* [Data for processing]
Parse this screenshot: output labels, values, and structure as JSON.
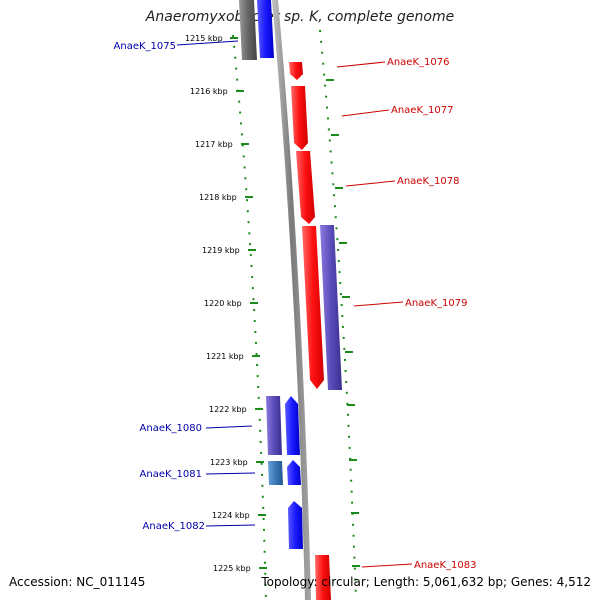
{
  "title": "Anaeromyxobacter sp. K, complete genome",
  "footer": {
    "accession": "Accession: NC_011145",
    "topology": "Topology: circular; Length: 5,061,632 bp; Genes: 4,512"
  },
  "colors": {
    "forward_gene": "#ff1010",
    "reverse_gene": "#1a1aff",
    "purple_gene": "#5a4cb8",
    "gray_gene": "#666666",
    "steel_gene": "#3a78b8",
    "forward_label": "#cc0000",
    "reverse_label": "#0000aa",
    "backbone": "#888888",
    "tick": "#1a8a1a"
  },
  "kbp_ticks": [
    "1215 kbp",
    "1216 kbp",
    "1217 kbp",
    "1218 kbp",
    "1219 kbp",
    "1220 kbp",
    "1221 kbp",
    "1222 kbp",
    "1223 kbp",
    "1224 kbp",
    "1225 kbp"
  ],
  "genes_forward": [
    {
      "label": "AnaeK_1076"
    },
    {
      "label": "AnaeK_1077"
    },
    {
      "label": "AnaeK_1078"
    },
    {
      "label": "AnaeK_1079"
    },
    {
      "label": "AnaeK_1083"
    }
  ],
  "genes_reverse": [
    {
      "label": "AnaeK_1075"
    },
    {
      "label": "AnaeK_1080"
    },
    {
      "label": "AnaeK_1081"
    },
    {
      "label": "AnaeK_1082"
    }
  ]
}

--

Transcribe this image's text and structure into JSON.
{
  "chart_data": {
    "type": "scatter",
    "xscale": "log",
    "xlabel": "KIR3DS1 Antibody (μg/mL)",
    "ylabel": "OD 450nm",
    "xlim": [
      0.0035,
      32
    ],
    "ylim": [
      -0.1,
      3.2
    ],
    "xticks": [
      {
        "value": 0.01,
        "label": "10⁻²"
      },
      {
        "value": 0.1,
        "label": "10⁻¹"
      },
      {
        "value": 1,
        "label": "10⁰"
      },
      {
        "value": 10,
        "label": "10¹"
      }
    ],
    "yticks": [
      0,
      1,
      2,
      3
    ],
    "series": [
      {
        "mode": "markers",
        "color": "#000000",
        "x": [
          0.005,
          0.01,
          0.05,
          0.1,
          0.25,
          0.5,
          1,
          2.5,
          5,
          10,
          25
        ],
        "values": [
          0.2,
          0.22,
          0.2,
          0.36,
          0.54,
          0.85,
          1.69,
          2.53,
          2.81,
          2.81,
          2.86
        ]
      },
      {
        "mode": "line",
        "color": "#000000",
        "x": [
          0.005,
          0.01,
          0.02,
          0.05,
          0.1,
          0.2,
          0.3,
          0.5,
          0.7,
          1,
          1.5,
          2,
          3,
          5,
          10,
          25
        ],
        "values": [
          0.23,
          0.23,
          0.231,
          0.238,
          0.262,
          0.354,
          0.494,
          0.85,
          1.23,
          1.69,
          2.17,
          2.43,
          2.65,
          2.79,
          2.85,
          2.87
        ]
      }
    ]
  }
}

* [Assigned task]
Go through the listing above and return each line that includes the word "this".

* [Task solution]
Parse this screenshot: output labels, values, and structure as JSON.
Transcribe this image's text and structure into JSON.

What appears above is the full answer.